**SHORT PROBLEM**
Using the data below, copy each line that includes the word "公路隧道施工技术规范".

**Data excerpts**
'''

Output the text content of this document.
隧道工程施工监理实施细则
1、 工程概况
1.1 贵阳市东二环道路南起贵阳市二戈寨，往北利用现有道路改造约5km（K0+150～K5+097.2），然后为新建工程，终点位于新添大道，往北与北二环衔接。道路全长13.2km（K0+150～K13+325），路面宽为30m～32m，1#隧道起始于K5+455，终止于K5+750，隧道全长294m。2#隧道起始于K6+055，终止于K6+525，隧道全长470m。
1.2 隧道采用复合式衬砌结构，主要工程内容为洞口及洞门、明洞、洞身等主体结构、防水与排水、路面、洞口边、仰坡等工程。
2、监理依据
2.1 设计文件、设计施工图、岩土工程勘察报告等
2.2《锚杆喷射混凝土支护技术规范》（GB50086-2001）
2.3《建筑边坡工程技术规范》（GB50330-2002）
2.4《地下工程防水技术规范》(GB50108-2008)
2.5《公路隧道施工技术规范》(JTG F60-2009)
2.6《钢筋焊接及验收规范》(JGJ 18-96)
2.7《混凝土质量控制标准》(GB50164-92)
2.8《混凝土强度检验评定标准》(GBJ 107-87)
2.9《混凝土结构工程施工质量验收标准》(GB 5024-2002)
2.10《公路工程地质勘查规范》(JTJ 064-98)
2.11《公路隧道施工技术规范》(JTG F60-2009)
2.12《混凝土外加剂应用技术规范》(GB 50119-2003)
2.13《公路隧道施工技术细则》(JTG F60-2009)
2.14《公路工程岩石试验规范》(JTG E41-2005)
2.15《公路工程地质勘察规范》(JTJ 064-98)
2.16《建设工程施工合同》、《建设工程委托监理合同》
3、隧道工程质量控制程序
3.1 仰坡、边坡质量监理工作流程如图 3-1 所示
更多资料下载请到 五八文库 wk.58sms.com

'''
'''

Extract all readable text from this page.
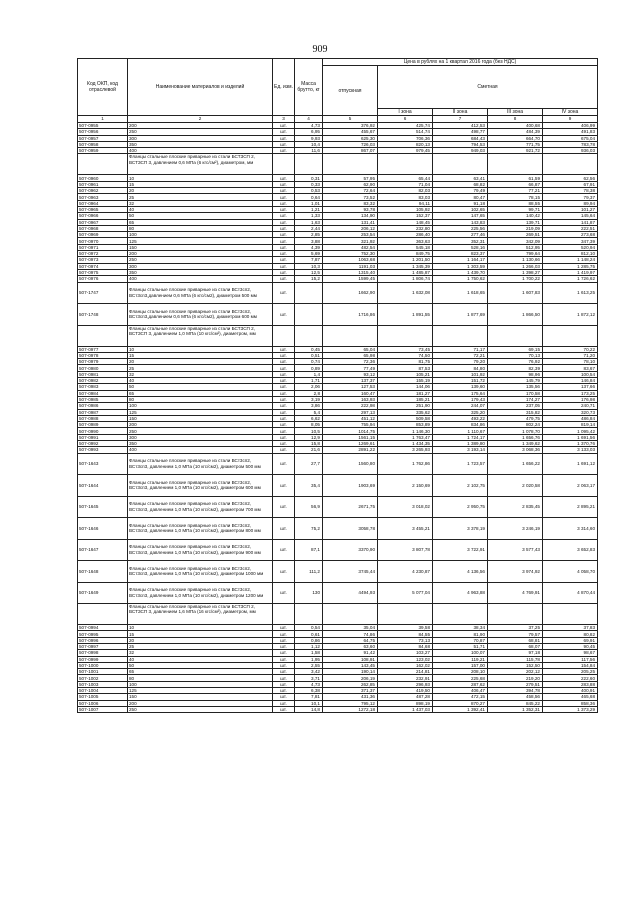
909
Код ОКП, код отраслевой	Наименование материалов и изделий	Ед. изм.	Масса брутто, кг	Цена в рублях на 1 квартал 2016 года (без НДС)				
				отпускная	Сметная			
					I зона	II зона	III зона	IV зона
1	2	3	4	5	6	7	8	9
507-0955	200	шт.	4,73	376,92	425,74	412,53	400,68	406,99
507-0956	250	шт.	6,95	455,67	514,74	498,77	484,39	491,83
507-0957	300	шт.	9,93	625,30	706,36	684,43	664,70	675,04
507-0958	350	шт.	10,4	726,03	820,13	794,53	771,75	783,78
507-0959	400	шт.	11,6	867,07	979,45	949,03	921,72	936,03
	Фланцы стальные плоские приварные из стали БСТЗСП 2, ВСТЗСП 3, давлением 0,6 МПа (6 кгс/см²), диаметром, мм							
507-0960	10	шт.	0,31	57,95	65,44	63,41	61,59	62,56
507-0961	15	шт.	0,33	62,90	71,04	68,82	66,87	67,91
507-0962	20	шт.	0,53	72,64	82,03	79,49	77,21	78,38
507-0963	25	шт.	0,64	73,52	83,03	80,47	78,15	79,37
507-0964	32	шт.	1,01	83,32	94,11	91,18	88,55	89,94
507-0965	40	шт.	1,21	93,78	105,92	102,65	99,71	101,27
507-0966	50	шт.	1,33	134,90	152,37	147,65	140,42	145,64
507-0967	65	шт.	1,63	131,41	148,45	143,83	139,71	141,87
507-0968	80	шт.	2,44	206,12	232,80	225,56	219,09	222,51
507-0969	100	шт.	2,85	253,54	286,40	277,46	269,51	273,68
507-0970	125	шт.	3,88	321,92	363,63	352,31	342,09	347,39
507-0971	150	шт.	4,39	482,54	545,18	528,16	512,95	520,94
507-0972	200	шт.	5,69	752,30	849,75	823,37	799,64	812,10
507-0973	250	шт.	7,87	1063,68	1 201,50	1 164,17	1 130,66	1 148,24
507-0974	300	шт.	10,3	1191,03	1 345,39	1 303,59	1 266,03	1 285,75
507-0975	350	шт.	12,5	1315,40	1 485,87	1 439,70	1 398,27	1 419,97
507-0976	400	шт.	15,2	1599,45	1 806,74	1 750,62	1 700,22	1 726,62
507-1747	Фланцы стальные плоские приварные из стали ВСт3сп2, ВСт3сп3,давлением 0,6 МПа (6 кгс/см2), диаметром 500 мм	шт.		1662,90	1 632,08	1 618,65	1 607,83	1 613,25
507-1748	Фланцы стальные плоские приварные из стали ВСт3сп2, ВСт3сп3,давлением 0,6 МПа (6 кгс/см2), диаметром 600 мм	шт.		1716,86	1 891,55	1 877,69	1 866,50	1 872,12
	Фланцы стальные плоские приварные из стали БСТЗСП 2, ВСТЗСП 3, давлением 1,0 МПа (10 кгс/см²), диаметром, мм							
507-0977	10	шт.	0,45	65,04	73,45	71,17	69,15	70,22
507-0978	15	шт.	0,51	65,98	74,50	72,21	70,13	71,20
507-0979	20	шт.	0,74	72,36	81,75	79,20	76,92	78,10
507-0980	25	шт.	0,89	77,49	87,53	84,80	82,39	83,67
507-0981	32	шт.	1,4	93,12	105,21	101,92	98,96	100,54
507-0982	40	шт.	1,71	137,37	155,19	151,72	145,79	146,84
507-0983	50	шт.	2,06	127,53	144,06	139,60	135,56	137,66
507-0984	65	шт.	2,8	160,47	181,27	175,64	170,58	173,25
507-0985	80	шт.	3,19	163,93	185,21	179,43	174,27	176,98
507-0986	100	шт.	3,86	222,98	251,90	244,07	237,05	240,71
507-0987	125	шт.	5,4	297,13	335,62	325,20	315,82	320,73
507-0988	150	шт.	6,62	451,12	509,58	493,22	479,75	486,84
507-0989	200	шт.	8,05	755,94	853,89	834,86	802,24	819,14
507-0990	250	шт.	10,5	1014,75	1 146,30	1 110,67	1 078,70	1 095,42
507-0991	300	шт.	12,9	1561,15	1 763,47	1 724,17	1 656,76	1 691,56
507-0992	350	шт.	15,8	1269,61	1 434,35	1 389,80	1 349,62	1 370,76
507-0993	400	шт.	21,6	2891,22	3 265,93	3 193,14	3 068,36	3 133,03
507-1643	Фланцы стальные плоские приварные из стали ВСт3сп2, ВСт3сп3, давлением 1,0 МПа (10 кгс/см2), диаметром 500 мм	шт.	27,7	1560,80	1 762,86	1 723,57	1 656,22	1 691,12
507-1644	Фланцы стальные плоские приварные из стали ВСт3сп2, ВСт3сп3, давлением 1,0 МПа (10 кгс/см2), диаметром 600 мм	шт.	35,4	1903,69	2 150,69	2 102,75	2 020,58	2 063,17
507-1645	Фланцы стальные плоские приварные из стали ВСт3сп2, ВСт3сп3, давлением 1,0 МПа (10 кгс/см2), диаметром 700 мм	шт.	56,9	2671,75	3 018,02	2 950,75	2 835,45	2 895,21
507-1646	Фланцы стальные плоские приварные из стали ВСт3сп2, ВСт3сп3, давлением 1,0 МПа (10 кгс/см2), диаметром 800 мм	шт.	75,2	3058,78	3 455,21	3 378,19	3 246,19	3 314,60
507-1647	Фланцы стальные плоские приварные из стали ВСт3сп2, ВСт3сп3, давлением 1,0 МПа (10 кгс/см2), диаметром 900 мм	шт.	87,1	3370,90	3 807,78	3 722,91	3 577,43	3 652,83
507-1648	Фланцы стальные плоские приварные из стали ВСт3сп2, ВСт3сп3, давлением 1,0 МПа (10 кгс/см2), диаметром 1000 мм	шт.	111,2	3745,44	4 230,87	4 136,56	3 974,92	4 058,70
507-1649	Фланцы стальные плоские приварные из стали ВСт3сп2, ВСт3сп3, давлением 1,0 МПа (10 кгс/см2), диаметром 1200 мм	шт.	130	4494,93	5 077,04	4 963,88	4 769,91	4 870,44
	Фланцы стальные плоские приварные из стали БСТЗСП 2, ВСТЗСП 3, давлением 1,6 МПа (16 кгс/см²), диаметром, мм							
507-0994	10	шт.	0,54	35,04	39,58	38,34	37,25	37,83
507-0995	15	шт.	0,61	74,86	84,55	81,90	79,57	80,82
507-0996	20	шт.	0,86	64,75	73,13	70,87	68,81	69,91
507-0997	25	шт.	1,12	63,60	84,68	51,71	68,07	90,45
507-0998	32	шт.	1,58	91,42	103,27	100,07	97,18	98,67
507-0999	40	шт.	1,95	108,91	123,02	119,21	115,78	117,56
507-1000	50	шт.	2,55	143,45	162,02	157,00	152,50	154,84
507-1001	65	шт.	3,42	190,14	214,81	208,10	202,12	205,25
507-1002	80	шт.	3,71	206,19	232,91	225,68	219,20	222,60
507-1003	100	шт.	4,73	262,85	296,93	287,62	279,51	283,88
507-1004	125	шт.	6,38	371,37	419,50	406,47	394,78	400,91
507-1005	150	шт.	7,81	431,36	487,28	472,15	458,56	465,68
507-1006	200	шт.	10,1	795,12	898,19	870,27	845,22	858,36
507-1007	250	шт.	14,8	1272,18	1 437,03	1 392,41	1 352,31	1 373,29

'''

**COMPLETED EXERCISE**
2.5《公路隧道施工技术规范》(JTG F60-2009)
2.11《公路隧道施工技术规范》(JTG F60-2009)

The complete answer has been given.